**Material for the task**
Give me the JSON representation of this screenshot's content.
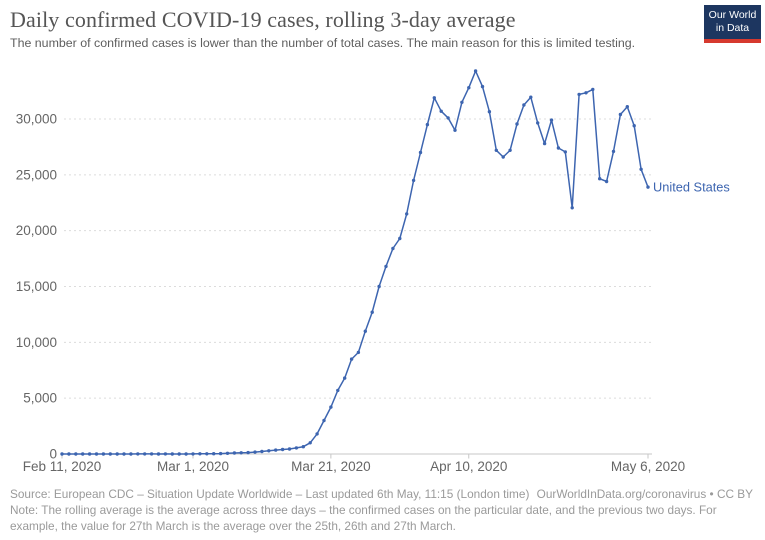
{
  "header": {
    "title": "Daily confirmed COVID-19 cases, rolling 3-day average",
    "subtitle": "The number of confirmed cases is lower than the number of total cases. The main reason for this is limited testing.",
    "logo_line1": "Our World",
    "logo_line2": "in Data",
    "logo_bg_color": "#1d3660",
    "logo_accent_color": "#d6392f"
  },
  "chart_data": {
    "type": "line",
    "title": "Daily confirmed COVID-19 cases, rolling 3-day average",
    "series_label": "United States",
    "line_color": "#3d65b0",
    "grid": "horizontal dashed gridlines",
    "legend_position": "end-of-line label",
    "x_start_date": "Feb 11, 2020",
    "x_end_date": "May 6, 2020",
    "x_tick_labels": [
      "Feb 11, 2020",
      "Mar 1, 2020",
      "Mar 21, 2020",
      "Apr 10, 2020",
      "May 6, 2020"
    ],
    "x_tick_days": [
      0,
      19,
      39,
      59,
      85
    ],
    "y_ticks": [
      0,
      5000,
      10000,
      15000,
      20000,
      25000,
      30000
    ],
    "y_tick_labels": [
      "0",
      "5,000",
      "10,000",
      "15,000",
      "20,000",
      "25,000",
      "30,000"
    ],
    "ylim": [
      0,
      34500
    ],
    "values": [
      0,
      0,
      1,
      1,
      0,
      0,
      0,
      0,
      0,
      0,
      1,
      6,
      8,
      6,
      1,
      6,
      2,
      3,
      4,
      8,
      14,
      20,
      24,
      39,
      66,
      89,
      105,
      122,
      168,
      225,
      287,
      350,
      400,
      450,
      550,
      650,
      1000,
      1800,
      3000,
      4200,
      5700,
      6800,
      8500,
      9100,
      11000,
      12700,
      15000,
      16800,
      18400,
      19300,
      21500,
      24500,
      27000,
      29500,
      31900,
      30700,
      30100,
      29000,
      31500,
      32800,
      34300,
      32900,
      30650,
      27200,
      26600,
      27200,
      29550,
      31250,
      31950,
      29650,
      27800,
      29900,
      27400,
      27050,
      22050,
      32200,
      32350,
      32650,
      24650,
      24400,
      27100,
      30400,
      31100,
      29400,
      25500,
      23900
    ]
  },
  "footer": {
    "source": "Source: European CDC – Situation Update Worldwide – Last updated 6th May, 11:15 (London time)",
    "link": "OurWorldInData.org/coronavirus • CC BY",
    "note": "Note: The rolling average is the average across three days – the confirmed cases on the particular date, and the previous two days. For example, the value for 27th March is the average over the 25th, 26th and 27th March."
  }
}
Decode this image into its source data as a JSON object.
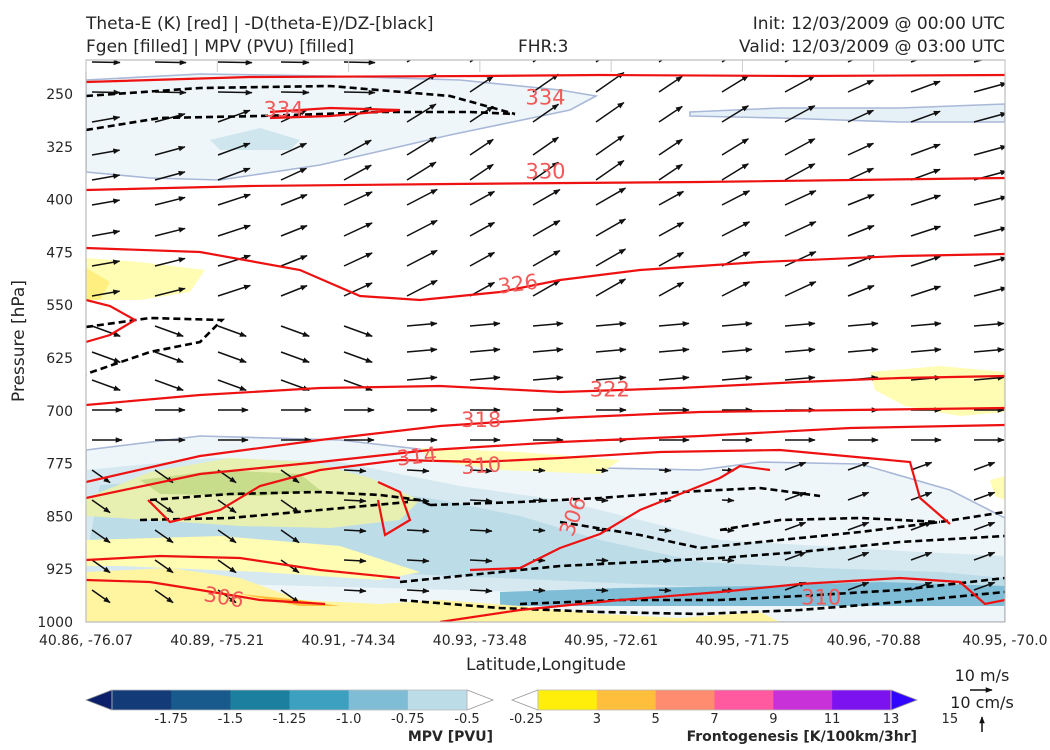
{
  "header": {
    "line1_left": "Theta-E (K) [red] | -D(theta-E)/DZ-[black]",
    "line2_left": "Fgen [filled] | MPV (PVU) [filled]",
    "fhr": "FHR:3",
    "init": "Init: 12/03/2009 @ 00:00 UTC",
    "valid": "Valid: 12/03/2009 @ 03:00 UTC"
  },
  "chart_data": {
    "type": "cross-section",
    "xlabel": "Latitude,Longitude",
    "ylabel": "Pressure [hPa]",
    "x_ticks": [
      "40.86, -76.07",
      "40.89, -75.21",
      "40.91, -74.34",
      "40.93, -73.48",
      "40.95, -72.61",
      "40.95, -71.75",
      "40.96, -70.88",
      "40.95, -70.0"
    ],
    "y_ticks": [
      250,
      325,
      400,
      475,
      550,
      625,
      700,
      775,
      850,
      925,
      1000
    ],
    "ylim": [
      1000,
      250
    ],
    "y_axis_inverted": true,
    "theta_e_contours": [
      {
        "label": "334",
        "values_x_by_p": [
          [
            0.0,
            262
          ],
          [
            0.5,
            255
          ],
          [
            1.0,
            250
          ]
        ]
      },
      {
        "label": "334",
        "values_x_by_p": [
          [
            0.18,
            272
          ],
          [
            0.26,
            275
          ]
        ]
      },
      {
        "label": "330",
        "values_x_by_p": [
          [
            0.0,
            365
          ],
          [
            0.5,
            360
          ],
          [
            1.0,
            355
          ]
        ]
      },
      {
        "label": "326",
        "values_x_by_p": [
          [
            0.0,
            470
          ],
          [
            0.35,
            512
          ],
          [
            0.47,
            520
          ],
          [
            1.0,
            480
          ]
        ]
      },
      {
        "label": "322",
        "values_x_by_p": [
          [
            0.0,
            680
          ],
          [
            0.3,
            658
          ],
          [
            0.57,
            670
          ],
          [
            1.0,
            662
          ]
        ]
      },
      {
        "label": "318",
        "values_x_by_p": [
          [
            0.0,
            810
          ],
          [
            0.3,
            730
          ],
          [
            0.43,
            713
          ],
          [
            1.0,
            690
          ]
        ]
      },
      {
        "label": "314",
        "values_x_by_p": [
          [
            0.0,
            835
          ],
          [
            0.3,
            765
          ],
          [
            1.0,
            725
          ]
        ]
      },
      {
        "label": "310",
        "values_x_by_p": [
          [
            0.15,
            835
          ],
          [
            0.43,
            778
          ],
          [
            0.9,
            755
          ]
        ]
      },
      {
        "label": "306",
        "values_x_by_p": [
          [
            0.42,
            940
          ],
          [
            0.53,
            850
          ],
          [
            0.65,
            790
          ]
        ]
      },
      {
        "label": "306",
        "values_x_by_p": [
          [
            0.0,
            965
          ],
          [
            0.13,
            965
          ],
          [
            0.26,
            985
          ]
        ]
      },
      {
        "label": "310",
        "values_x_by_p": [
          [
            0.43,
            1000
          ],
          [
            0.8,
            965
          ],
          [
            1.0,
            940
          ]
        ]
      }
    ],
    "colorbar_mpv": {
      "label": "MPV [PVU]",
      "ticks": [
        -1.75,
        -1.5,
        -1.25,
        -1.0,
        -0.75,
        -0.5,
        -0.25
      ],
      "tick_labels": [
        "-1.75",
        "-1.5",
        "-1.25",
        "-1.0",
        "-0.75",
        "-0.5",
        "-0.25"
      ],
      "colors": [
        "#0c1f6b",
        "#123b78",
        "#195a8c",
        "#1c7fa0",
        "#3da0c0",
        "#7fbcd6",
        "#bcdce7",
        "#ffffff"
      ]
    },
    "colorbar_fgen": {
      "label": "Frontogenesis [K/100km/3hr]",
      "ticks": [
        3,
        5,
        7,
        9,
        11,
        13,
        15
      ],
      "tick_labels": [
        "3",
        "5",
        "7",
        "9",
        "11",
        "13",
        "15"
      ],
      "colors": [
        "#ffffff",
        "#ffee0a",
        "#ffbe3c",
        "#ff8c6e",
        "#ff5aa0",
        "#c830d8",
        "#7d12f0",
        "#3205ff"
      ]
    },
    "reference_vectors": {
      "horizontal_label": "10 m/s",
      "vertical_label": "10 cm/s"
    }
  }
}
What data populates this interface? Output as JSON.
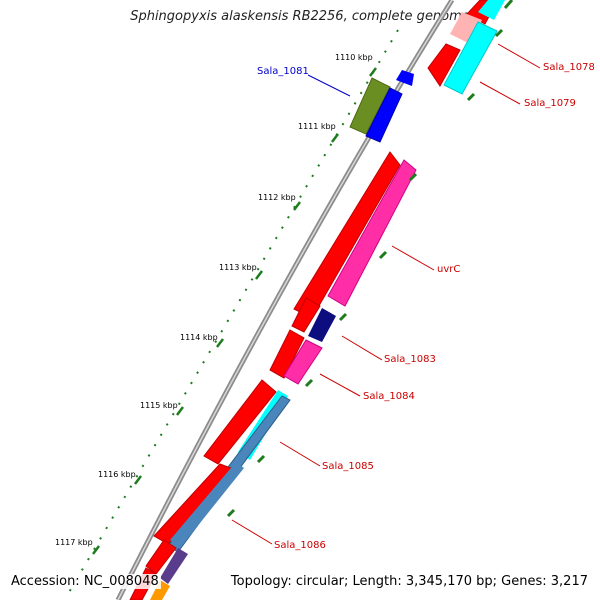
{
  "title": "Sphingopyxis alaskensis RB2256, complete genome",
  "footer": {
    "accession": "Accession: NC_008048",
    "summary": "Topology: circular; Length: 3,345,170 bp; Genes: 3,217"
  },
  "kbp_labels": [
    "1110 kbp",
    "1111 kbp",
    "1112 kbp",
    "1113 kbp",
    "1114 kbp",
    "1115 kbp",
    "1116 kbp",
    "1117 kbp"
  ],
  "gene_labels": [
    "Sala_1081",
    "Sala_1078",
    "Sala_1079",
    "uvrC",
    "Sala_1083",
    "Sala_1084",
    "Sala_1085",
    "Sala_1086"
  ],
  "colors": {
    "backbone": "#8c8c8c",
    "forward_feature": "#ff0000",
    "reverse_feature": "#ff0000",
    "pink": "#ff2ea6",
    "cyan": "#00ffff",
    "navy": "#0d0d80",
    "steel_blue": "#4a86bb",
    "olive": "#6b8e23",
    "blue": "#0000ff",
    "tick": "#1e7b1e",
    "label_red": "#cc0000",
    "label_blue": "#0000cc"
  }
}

**Problem**
Please print the records above once more, word for word, omitting all pictures.

**Exercise solution**
Give me the JSON representation of this screenshot's content.
{
  "header": {
    "title": "Daily confirmed COVID-19 cases, rolling 3-day average",
    "subtitle": "The number of confirmed cases is lower than the number of total cases. The main reason for this is limited testing.",
    "logo_line1": "Our World",
    "logo_line2": "in Data",
    "logo_bg_color": "#1d3660",
    "logo_accent_color": "#d6392f"
  },
  "chart_data": {
    "type": "line",
    "title": "Daily confirmed COVID-19 cases, rolling 3-day average",
    "series_label": "United States",
    "line_color": "#3d65b0",
    "grid": "horizontal dashed gridlines",
    "legend_position": "end-of-line label",
    "x_start_date": "Feb 11, 2020",
    "x_end_date": "May 6, 2020",
    "x_tick_labels": [
      "Feb 11, 2020",
      "Mar 1, 2020",
      "Mar 21, 2020",
      "Apr 10, 2020",
      "May 6, 2020"
    ],
    "x_tick_days": [
      0,
      19,
      39,
      59,
      85
    ],
    "y_ticks": [
      0,
      5000,
      10000,
      15000,
      20000,
      25000,
      30000
    ],
    "y_tick_labels": [
      "0",
      "5,000",
      "10,000",
      "15,000",
      "20,000",
      "25,000",
      "30,000"
    ],
    "ylim": [
      0,
      34500
    ],
    "values": [
      0,
      0,
      1,
      1,
      0,
      0,
      0,
      0,
      0,
      0,
      1,
      6,
      8,
      6,
      1,
      6,
      2,
      3,
      4,
      8,
      14,
      20,
      24,
      39,
      66,
      89,
      105,
      122,
      168,
      225,
      287,
      350,
      400,
      450,
      550,
      650,
      1000,
      1800,
      3000,
      4200,
      5700,
      6800,
      8500,
      9100,
      11000,
      12700,
      15000,
      16800,
      18400,
      19300,
      21500,
      24500,
      27000,
      29500,
      31900,
      30700,
      30100,
      29000,
      31500,
      32800,
      34300,
      32900,
      30650,
      27200,
      26600,
      27200,
      29550,
      31250,
      31950,
      29650,
      27800,
      29900,
      27400,
      27050,
      22050,
      32200,
      32350,
      32650,
      24650,
      24400,
      27100,
      30400,
      31100,
      29400,
      25500,
      23900
    ]
  },
  "footer": {
    "source": "Source: European CDC – Situation Update Worldwide – Last updated 6th May, 11:15 (London time)",
    "link": "OurWorldInData.org/coronavirus • CC BY",
    "note": "Note: The rolling average is the average across three days – the confirmed cases on the particular date, and the previous two days. For example, the value for 27th March is the average over the 25th, 26th and 27th March."
  }
}
Decode this image into its source data as a JSON object.
{
  "header": {
    "line1_left": "Theta-E (K) [red] | -D(theta-E)/DZ-[black]",
    "line2_left": "Fgen [filled] | MPV (PVU) [filled]",
    "fhr": "FHR:3",
    "init": "Init: 12/03/2009 @ 00:00 UTC",
    "valid": "Valid: 12/03/2009 @ 03:00 UTC"
  },
  "chart_data": {
    "type": "cross-section",
    "xlabel": "Latitude,Longitude",
    "ylabel": "Pressure [hPa]",
    "x_ticks": [
      "40.86, -76.07",
      "40.89, -75.21",
      "40.91, -74.34",
      "40.93, -73.48",
      "40.95, -72.61",
      "40.95, -71.75",
      "40.96, -70.88",
      "40.95, -70.0"
    ],
    "y_ticks": [
      250,
      325,
      400,
      475,
      550,
      625,
      700,
      775,
      850,
      925,
      1000
    ],
    "ylim": [
      1000,
      250
    ],
    "y_axis_inverted": true,
    "theta_e_contours": [
      {
        "label": "334",
        "values_x_by_p": [
          [
            0.0,
            262
          ],
          [
            0.5,
            255
          ],
          [
            1.0,
            250
          ]
        ]
      },
      {
        "label": "334",
        "values_x_by_p": [
          [
            0.18,
            272
          ],
          [
            0.26,
            275
          ]
        ]
      },
      {
        "label": "330",
        "values_x_by_p": [
          [
            0.0,
            365
          ],
          [
            0.5,
            360
          ],
          [
            1.0,
            355
          ]
        ]
      },
      {
        "label": "326",
        "values_x_by_p": [
          [
            0.0,
            470
          ],
          [
            0.35,
            512
          ],
          [
            0.47,
            520
          ],
          [
            1.0,
            480
          ]
        ]
      },
      {
        "label": "322",
        "values_x_by_p": [
          [
            0.0,
            680
          ],
          [
            0.3,
            658
          ],
          [
            0.57,
            670
          ],
          [
            1.0,
            662
          ]
        ]
      },
      {
        "label": "318",
        "values_x_by_p": [
          [
            0.0,
            810
          ],
          [
            0.3,
            730
          ],
          [
            0.43,
            713
          ],
          [
            1.0,
            690
          ]
        ]
      },
      {
        "label": "314",
        "values_x_by_p": [
          [
            0.0,
            835
          ],
          [
            0.3,
            765
          ],
          [
            1.0,
            725
          ]
        ]
      },
      {
        "label": "310",
        "values_x_by_p": [
          [
            0.15,
            835
          ],
          [
            0.43,
            778
          ],
          [
            0.9,
            755
          ]
        ]
      },
      {
        "label": "306",
        "values_x_by_p": [
          [
            0.42,
            940
          ],
          [
            0.53,
            850
          ],
          [
            0.65,
            790
          ]
        ]
      },
      {
        "label": "306",
        "values_x_by_p": [
          [
            0.0,
            965
          ],
          [
            0.13,
            965
          ],
          [
            0.26,
            985
          ]
        ]
      },
      {
        "label": "310",
        "values_x_by_p": [
          [
            0.43,
            1000
          ],
          [
            0.8,
            965
          ],
          [
            1.0,
            940
          ]
        ]
      }
    ],
    "colorbar_mpv": {
      "label": "MPV [PVU]",
      "ticks": [
        -1.75,
        -1.5,
        -1.25,
        -1.0,
        -0.75,
        -0.5,
        -0.25
      ],
      "tick_labels": [
        "-1.75",
        "-1.5",
        "-1.25",
        "-1.0",
        "-0.75",
        "-0.5",
        "-0.25"
      ],
      "colors": [
        "#0c1f6b",
        "#123b78",
        "#195a8c",
        "#1c7fa0",
        "#3da0c0",
        "#7fbcd6",
        "#bcdce7",
        "#ffffff"
      ]
    },
    "colorbar_fgen": {
      "label": "Frontogenesis [K/100km/3hr]",
      "ticks": [
        3,
        5,
        7,
        9,
        11,
        13,
        15
      ],
      "tick_labels": [
        "3",
        "5",
        "7",
        "9",
        "11",
        "13",
        "15"
      ],
      "colors": [
        "#ffffff",
        "#ffee0a",
        "#ffbe3c",
        "#ff8c6e",
        "#ff5aa0",
        "#c830d8",
        "#7d12f0",
        "#3205ff"
      ]
    },
    "reference_vectors": {
      "horizontal_label": "10 m/s",
      "vertical_label": "10 cm/s"
    }
  }
}
What data populates this interface? Output as JSON.
{
  "title": "Sphingopyxis alaskensis RB2256, complete genome",
  "footer": {
    "accession": "Accession: NC_008048",
    "summary": "Topology: circular; Length: 3,345,170 bp; Genes: 3,217"
  },
  "kbp_labels": [
    "1110 kbp",
    "1111 kbp",
    "1112 kbp",
    "1113 kbp",
    "1114 kbp",
    "1115 kbp",
    "1116 kbp",
    "1117 kbp"
  ],
  "gene_labels": [
    "Sala_1081",
    "Sala_1078",
    "Sala_1079",
    "uvrC",
    "Sala_1083",
    "Sala_1084",
    "Sala_1085",
    "Sala_1086"
  ],
  "colors": {
    "backbone": "#8c8c8c",
    "forward_feature": "#ff0000",
    "reverse_feature": "#ff0000",
    "pink": "#ff2ea6",
    "cyan": "#00ffff",
    "navy": "#0d0d80",
    "steel_blue": "#4a86bb",
    "olive": "#6b8e23",
    "blue": "#0000ff",
    "tick": "#1e7b1e",
    "label_red": "#cc0000",
    "label_blue": "#0000cc"
  }
}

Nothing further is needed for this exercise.